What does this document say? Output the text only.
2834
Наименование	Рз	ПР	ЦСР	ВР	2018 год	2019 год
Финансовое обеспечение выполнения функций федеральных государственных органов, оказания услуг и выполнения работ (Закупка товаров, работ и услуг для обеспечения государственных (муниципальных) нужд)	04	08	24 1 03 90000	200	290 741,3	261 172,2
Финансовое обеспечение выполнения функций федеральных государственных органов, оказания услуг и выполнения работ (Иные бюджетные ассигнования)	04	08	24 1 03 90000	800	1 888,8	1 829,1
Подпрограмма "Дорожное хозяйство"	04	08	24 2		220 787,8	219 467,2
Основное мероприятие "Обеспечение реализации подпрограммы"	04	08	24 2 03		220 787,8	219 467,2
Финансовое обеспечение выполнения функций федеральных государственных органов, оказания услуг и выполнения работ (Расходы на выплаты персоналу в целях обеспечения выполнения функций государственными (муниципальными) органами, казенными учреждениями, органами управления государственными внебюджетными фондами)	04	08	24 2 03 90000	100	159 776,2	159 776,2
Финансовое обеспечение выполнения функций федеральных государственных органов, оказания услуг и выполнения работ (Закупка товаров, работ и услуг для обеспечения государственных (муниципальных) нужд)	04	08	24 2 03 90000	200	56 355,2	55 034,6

========

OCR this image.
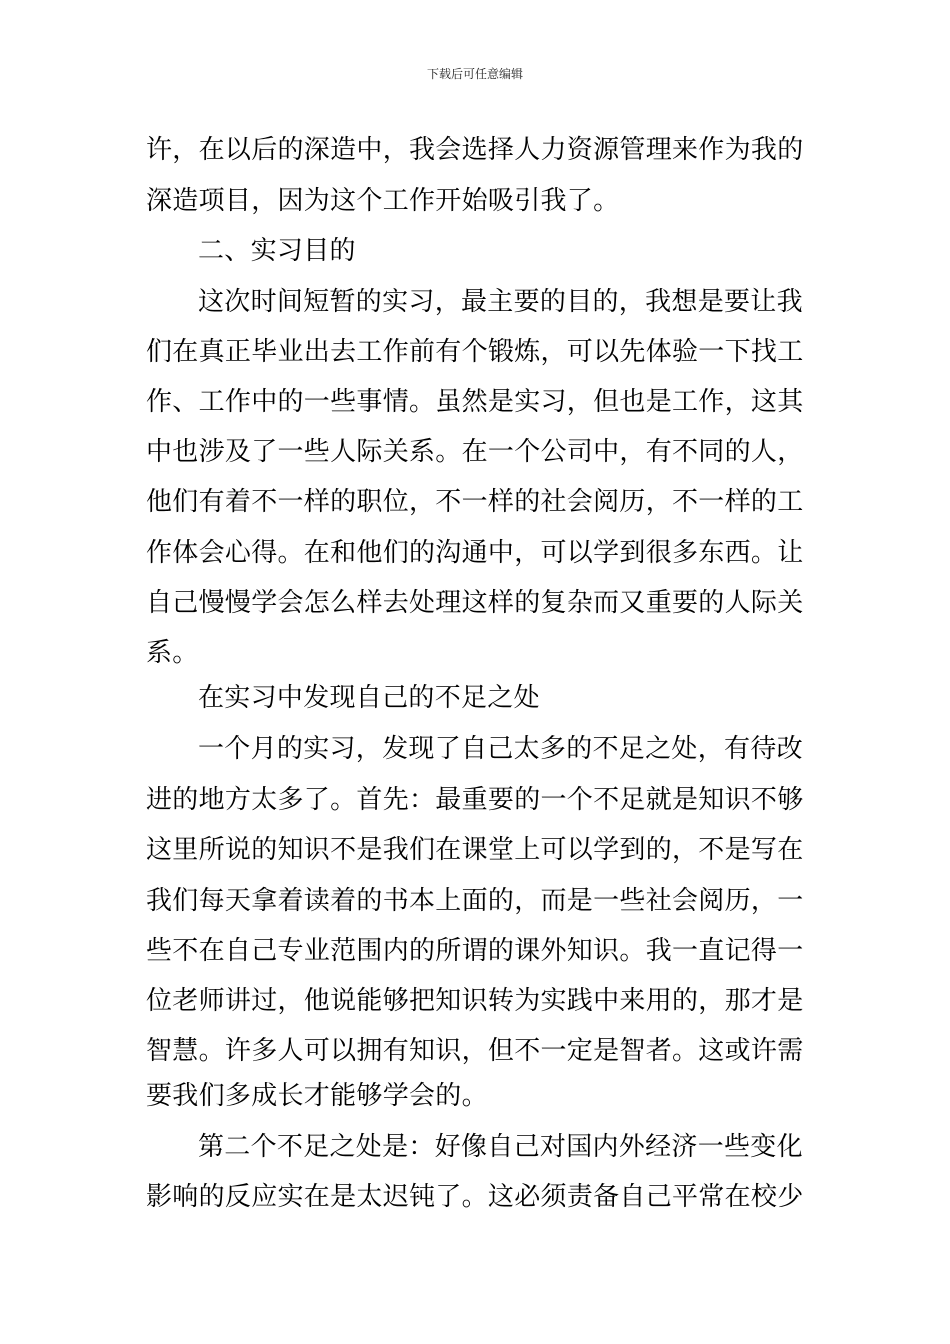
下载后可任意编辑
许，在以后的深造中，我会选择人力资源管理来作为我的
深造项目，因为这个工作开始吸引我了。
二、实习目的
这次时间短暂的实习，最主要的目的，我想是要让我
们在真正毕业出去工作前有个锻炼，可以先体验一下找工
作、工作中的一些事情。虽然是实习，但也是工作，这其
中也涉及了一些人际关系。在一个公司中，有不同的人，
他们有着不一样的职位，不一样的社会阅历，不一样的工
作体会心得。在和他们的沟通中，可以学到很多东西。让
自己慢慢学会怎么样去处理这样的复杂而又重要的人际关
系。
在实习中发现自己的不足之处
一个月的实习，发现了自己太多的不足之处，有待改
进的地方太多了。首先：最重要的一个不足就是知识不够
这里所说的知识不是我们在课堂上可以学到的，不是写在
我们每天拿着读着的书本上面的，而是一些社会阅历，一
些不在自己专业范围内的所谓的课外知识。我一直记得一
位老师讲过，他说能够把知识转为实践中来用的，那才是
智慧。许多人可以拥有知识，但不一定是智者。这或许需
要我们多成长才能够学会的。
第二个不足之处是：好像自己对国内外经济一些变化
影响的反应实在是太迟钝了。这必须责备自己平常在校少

========

### [Instructions for the task]
Identify every line above with the string "нужд" in it. Copy those lines.

### [Written reply]
Финансовое обеспечение выполнения функций федеральных государственных органов, оказания услуг и выполнения работ (Закупка товаров, работ и услуг для обеспечения государственных (муниципальных) нужд)	04	08	24 1 03 90000	200	290 741,3	261 172,2
Финансовое обеспечение выполнения функций федеральных государственных органов, оказания услуг и выполнения работ (Закупка товаров, работ и услуг для обеспечения государственных (муниципальных) нужд)	04	08	24 2 03 90000	200	56 355,2	55 034,6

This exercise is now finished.